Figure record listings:
····················

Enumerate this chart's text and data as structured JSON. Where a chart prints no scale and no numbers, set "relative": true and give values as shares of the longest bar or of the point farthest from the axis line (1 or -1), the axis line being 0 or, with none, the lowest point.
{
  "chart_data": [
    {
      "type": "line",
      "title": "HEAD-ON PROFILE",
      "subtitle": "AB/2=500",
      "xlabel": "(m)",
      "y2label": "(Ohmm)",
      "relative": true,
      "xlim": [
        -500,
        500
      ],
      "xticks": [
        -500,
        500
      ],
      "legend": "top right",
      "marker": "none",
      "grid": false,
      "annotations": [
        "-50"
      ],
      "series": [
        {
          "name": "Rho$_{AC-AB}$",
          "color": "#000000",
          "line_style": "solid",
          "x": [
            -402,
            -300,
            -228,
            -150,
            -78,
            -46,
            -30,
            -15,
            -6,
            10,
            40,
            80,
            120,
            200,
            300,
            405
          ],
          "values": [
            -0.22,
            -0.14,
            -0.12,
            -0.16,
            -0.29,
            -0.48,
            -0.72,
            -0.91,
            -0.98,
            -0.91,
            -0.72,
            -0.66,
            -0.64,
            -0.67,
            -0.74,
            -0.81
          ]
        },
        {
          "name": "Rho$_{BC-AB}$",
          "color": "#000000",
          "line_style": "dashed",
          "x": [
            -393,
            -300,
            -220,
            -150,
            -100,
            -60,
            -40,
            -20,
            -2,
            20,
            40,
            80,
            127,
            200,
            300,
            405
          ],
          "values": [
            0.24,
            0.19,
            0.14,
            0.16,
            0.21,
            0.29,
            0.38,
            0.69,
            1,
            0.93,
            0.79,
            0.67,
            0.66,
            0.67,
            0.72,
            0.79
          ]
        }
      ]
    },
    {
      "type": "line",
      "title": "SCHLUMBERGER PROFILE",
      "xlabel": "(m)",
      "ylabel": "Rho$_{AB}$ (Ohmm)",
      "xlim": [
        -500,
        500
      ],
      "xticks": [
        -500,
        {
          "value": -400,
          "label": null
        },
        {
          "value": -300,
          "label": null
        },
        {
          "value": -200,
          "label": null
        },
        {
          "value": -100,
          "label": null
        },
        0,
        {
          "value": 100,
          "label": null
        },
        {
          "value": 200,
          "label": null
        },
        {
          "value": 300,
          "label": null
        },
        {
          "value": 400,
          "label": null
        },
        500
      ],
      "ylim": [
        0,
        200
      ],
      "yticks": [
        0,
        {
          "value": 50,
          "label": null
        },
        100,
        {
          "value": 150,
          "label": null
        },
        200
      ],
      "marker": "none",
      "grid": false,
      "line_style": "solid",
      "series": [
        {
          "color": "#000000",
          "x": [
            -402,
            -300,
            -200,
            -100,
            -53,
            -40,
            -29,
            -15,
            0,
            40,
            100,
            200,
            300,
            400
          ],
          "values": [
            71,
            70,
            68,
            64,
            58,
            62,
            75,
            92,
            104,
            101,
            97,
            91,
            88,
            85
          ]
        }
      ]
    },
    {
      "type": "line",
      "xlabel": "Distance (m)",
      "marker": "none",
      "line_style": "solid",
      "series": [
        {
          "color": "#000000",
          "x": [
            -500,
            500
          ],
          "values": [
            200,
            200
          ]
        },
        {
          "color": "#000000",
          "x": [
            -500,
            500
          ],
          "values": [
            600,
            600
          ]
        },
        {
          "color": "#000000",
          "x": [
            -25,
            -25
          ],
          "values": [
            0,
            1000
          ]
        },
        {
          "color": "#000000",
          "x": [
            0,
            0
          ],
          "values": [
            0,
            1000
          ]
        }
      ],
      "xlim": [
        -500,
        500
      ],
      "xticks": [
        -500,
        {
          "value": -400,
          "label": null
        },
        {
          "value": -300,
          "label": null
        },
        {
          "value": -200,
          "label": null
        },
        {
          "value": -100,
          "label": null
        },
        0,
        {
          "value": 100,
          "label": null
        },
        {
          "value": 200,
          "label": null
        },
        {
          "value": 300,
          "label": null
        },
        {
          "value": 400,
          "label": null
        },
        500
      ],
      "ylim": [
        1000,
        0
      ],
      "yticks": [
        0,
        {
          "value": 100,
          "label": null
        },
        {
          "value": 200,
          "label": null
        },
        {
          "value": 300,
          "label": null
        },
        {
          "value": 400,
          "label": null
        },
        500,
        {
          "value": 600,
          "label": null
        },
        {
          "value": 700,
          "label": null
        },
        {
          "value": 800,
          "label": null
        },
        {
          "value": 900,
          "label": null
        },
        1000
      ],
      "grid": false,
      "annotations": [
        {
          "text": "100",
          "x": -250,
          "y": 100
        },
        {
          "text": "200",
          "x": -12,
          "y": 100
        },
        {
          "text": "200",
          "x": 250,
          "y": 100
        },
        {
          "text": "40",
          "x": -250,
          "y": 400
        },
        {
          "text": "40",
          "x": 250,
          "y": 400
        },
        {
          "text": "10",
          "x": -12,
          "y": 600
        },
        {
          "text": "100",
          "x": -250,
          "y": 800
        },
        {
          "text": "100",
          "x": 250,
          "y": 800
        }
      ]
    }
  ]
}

····················

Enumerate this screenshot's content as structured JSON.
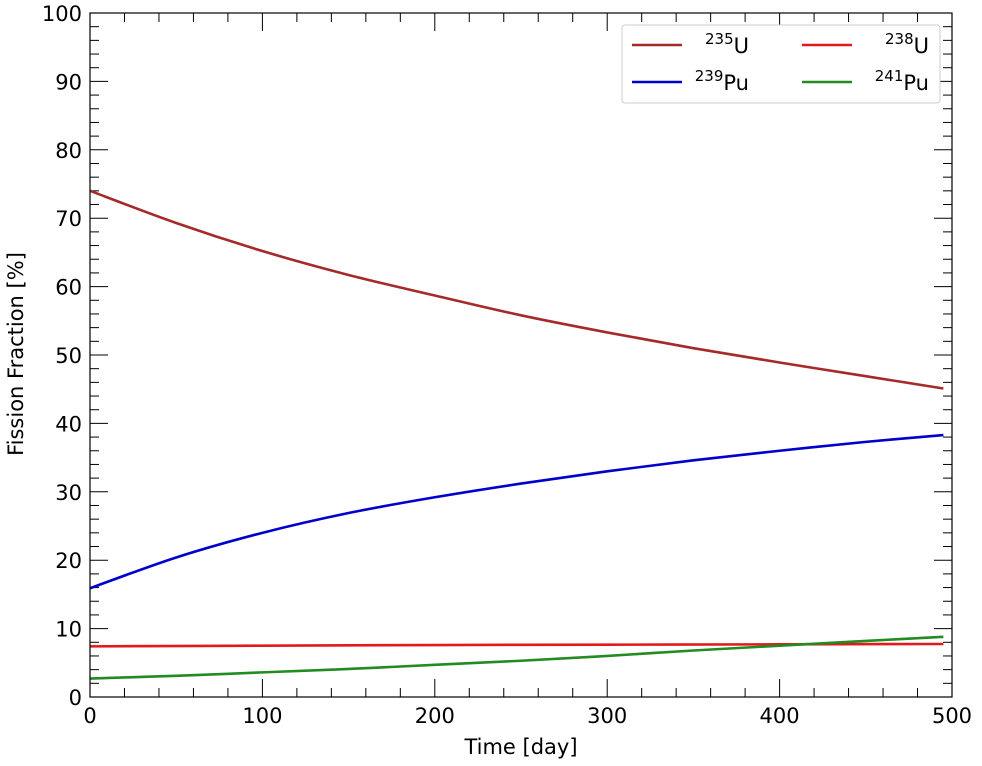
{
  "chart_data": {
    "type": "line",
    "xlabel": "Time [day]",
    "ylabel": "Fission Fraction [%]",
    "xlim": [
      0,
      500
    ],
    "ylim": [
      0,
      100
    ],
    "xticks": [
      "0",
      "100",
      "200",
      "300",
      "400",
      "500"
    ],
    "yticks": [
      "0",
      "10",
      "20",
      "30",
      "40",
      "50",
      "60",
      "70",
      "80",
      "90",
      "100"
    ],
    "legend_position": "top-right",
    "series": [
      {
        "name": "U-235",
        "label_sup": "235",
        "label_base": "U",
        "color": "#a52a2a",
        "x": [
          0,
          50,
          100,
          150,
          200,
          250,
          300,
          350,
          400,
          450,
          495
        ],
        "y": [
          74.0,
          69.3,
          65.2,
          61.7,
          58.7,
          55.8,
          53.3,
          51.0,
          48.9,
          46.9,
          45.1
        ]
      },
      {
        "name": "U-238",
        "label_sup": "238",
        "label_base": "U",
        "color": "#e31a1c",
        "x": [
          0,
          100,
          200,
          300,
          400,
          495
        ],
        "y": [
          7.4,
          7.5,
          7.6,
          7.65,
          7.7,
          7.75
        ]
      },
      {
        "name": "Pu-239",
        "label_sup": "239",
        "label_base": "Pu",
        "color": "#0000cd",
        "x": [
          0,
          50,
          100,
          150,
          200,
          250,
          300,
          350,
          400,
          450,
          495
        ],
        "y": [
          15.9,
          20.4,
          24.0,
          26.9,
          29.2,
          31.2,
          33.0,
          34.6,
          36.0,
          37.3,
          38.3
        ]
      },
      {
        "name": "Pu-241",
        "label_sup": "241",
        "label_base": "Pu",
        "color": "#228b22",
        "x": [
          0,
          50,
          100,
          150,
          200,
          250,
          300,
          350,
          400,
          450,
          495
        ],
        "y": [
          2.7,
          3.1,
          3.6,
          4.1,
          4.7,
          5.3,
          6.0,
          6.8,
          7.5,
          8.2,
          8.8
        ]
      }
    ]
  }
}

····················

__EXERCISE TASK__:
Lines holding the word "PROFILE" in the entries above are the ones to pull out. Copy them all.

__TASK SOLUTION__:
      "title": "HEAD-ON PROFILE",
      "title": "SCHLUMBERGER PROFILE",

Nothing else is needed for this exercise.